WRITTEN TASK -
Could you transcribe the material below exactly, without leaving out a single line?

EXERCISE DATA -

######

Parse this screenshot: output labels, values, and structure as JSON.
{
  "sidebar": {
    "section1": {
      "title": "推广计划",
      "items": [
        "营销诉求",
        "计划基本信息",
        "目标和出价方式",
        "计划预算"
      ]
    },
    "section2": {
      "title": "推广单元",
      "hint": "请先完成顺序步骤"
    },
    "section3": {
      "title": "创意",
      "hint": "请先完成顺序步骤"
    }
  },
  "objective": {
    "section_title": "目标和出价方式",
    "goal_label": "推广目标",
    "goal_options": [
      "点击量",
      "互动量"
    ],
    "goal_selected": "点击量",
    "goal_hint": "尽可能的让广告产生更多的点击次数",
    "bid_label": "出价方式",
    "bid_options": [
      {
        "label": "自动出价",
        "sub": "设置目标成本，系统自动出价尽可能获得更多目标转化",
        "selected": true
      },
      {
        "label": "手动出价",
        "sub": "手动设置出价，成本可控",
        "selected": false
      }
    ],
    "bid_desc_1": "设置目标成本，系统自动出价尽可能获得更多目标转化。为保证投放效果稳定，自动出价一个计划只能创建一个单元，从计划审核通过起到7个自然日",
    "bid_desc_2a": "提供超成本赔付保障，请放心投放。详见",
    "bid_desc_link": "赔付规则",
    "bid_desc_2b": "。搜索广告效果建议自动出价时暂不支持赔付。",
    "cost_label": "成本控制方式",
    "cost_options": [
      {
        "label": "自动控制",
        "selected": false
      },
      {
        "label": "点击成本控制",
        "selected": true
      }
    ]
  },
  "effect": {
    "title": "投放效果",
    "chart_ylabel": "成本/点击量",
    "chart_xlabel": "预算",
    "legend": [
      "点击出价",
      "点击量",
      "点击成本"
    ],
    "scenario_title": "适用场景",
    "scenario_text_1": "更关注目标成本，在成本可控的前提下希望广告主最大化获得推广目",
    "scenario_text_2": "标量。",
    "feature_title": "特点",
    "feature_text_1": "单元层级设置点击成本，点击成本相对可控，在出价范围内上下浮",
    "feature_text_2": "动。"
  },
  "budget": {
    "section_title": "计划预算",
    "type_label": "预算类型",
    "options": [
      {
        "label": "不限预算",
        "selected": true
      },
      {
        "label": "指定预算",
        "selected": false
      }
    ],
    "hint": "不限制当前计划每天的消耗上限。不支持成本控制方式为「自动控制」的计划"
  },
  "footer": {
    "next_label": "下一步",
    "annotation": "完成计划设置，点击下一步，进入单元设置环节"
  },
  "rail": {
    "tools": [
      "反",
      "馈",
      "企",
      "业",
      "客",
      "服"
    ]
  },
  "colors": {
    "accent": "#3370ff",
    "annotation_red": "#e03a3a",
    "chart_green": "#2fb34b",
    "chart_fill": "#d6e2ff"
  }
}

######

SOLUTION TO THIS EXERCISE -
Parse this screenshot: output labels, values, and structure as JSON.
{
  "sidebar": {
    "section1": {
      "title": "推广计划",
      "items": [
        "营销诉求",
        "计划基本信息",
        "目标和出价方式",
        "计划预算"
      ]
    },
    "section2": {
      "title": "推广单元",
      "hint": "请先完成顺序步骤"
    },
    "section3": {
      "title": "创意",
      "hint": "请先完成顺序步骤"
    }
  },
  "objective": {
    "section_title": "目标和出价方式",
    "goal_label": "推广目标",
    "goal_options": [
      "点击量",
      "互动量"
    ],
    "goal_selected": "点击量",
    "goal_hint": "尽可能的让广告产生更多的点击次数",
    "bid_label": "出价方式",
    "bid_options": [
      {
        "label": "自动出价",
        "sub": "设置目标成本，系统自动出价尽可能获得更多目标转化",
        "selected": true
      },
      {
        "label": "手动出价",
        "sub": "手动设置出价，成本可控",
        "selected": false
      }
    ],
    "bid_desc_1": "设置目标成本，系统自动出价尽可能获得更多目标转化。为保证投放效果稳定，自动出价一个计划只能创建一个单元，从计划审核通过起到7个自然日",
    "bid_desc_2a": "提供超成本赔付保障，请放心投放。详见",
    "bid_desc_link": "赔付规则",
    "bid_desc_2b": "。搜索广告效果建议自动出价时暂不支持赔付。",
    "cost_label": "成本控制方式",
    "cost_options": [
      {
        "label": "自动控制",
        "selected": false
      },
      {
        "label": "点击成本控制",
        "selected": true
      }
    ]
  },
  "effect": {
    "title": "投放效果",
    "chart_ylabel": "成本/点击量",
    "chart_xlabel": "预算",
    "legend": [
      "点击出价",
      "点击量",
      "点击成本"
    ],
    "scenario_title": "适用场景",
    "scenario_text_1": "更关注目标成本，在成本可控的前提下希望广告主最大化获得推广目",
    "scenario_text_2": "标量。",
    "feature_title": "特点",
    "feature_text_1": "单元层级设置点击成本，点击成本相对可控，在出价范围内上下浮",
    "feature_text_2": "动。"
  },
  "budget": {
    "section_title": "计划预算",
    "type_label": "预算类型",
    "options": [
      {
        "label": "不限预算",
        "selected": true
      },
      {
        "label": "指定预算",
        "selected": false
      }
    ],
    "hint": "不限制当前计划每天的消耗上限。不支持成本控制方式为「自动控制」的计划"
  },
  "footer": {
    "next_label": "下一步",
    "annotation": "完成计划设置，点击下一步，进入单元设置环节"
  },
  "rail": {
    "tools": [
      "反",
      "馈",
      "企",
      "业",
      "客",
      "服"
    ]
  },
  "colors": {
    "accent": "#3370ff",
    "annotation_red": "#e03a3a",
    "chart_green": "#2fb34b",
    "chart_fill": "#d6e2ff"
  }
}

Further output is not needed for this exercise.